[Source records]
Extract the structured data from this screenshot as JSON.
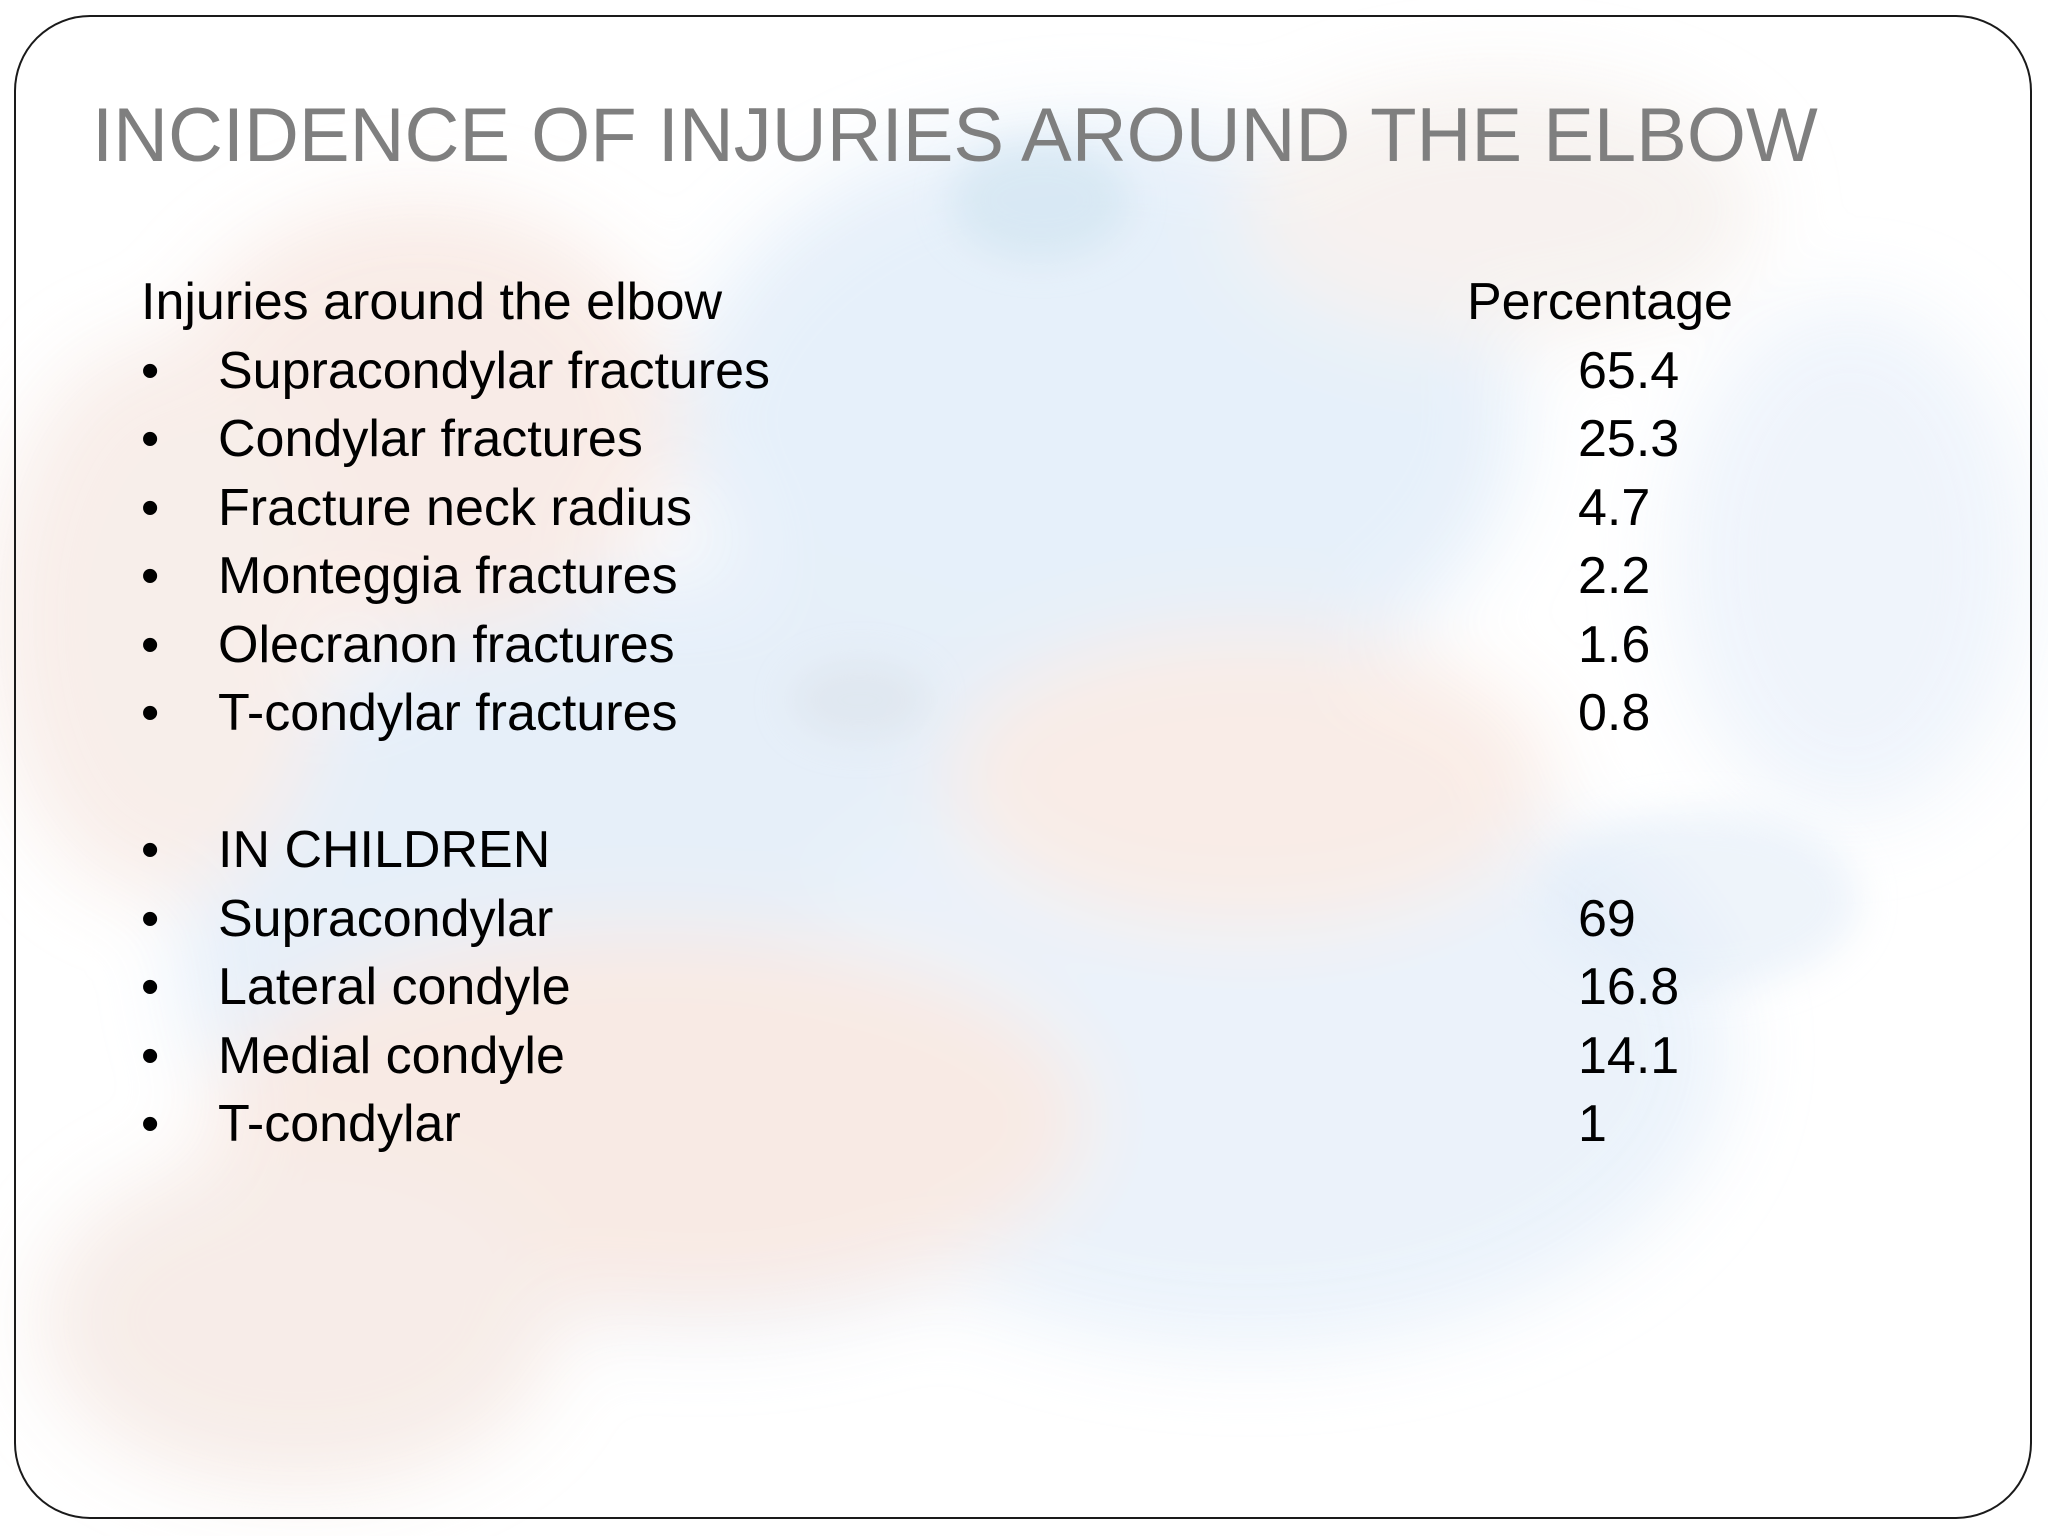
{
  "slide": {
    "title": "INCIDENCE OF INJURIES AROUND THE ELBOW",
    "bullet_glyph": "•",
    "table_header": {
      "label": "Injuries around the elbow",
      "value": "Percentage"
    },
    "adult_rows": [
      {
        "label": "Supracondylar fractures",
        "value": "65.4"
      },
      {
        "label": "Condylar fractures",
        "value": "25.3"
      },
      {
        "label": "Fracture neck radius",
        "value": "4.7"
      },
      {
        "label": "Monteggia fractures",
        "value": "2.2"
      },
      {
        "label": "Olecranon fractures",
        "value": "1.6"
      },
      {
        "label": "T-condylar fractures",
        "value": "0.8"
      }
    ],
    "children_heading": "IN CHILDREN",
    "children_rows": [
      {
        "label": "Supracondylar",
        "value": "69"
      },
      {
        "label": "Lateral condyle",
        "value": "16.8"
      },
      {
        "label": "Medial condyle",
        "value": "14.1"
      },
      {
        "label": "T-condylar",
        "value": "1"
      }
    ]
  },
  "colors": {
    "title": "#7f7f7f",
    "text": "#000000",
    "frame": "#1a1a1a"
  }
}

> PROBLEM DESCRIPTION
Output the lines above in full and exactly as given, omitting any pictures.

> EXERCISE OUTPUT
Extract the structured data from this screenshot as JSON.
{
  "slide": {
    "title": "INCIDENCE OF INJURIES AROUND THE ELBOW",
    "bullet_glyph": "•",
    "table_header": {
      "label": "Injuries around the elbow",
      "value": "Percentage"
    },
    "adult_rows": [
      {
        "label": "Supracondylar fractures",
        "value": "65.4"
      },
      {
        "label": "Condylar fractures",
        "value": "25.3"
      },
      {
        "label": "Fracture neck radius",
        "value": "4.7"
      },
      {
        "label": "Monteggia fractures",
        "value": "2.2"
      },
      {
        "label": "Olecranon fractures",
        "value": "1.6"
      },
      {
        "label": "T-condylar fractures",
        "value": "0.8"
      }
    ],
    "children_heading": "IN CHILDREN",
    "children_rows": [
      {
        "label": "Supracondylar",
        "value": "69"
      },
      {
        "label": "Lateral condyle",
        "value": "16.8"
      },
      {
        "label": "Medial condyle",
        "value": "14.1"
      },
      {
        "label": "T-condylar",
        "value": "1"
      }
    ]
  },
  "colors": {
    "title": "#7f7f7f",
    "text": "#000000",
    "frame": "#1a1a1a"
  }
}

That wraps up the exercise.